What is the number of lines containing the word "logarithmic"? Give that number alone.

+++ DATA PROVIDED

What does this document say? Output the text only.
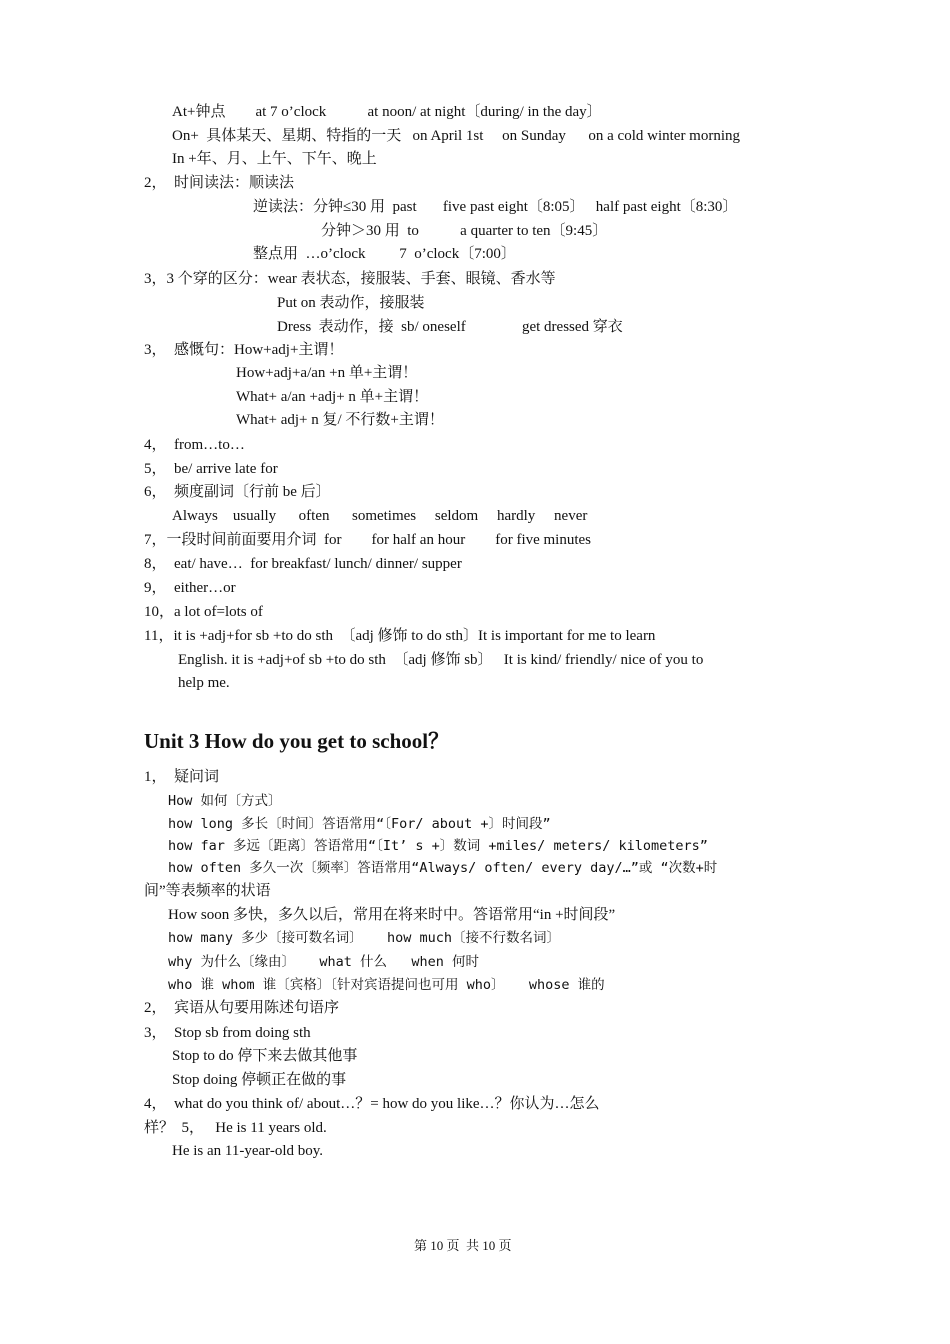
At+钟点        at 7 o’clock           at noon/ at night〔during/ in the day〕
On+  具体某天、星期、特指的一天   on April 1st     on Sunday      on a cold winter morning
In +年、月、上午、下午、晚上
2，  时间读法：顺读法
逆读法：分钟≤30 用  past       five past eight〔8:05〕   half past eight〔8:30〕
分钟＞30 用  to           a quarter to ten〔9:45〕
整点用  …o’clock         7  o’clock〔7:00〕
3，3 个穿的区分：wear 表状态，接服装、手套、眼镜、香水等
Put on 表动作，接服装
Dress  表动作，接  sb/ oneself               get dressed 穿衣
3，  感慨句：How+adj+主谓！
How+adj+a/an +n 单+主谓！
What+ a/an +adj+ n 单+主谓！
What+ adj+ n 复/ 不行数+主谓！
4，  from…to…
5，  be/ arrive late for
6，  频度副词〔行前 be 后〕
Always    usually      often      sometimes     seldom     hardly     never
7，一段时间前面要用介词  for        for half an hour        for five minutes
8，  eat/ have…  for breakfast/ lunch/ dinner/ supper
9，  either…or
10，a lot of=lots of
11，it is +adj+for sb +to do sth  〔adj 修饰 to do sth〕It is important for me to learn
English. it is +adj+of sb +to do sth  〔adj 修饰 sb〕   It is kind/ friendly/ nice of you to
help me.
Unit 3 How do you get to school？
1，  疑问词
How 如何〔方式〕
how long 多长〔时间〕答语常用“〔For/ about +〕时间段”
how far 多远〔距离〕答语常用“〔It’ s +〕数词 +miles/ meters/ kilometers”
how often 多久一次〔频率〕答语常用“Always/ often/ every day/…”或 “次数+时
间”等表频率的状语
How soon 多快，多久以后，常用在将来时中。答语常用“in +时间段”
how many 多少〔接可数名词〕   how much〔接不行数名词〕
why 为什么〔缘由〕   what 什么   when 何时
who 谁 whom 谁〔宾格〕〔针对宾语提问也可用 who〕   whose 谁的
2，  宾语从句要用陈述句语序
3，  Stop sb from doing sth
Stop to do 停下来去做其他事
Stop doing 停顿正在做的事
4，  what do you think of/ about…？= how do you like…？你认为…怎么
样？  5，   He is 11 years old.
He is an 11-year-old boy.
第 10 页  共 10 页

++++++
+++ DATA PROVIDED

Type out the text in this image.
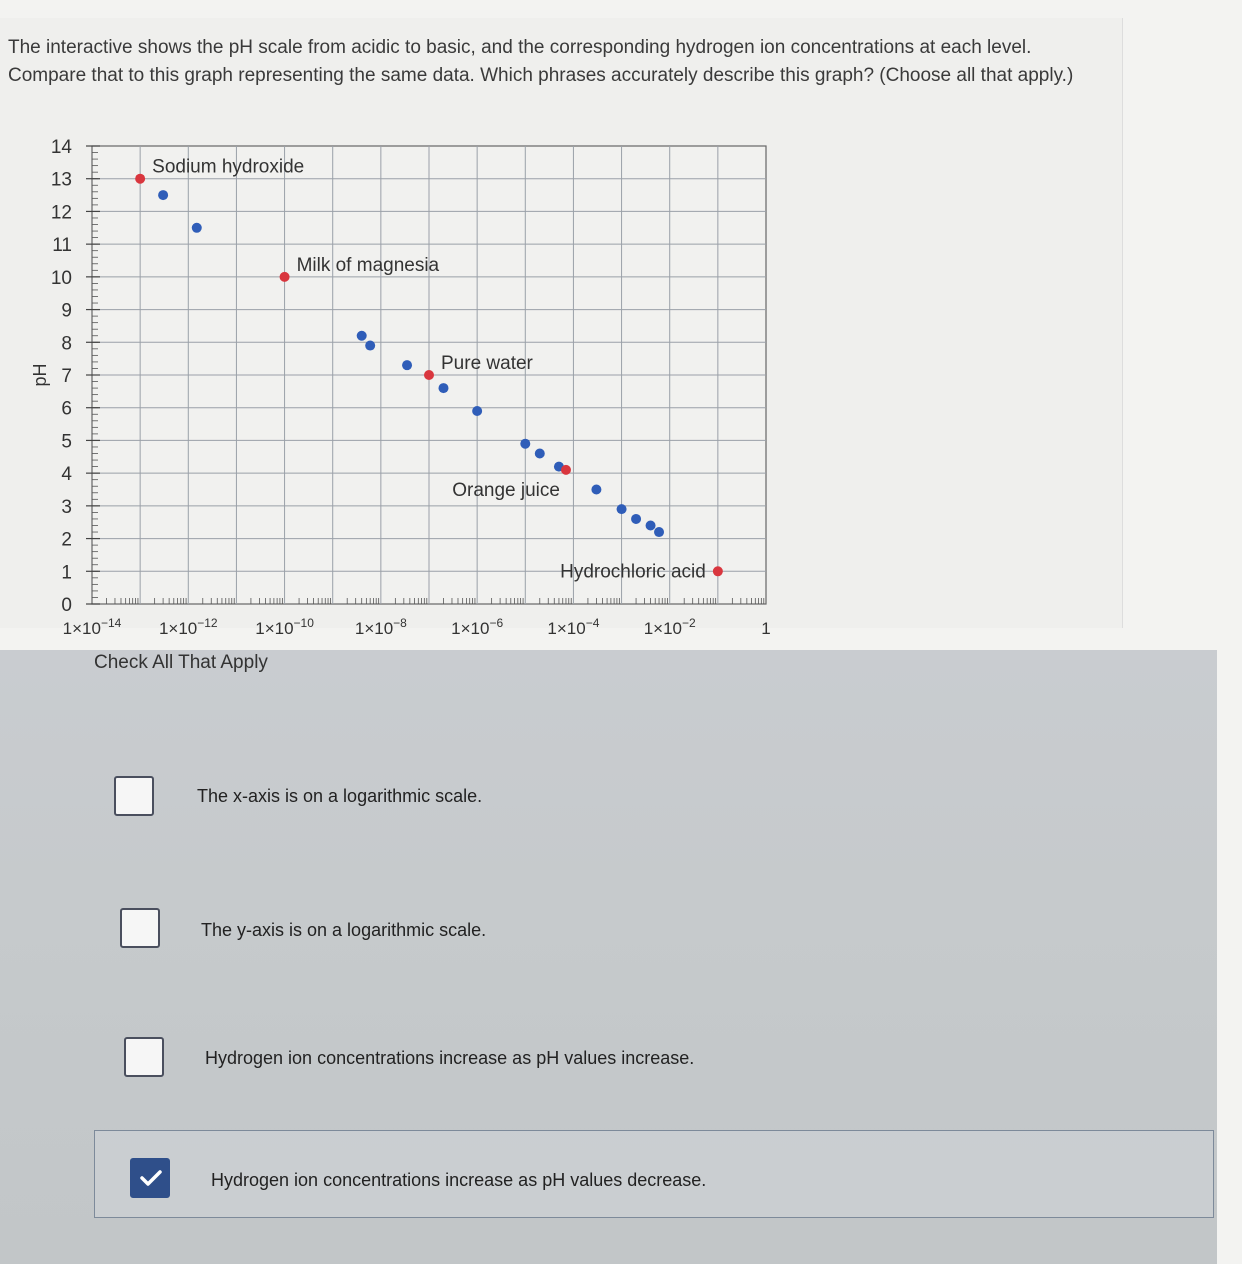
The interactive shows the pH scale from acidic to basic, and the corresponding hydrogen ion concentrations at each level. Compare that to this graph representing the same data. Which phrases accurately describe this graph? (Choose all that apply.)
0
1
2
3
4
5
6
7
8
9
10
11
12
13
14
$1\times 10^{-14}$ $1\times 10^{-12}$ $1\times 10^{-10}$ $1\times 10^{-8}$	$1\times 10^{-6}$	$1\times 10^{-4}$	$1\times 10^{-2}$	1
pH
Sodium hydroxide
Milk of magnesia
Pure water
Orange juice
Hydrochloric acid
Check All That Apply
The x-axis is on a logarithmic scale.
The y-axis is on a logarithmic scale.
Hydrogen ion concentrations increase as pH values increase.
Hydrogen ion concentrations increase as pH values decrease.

++++++

COMPLETED EXERCISE »
2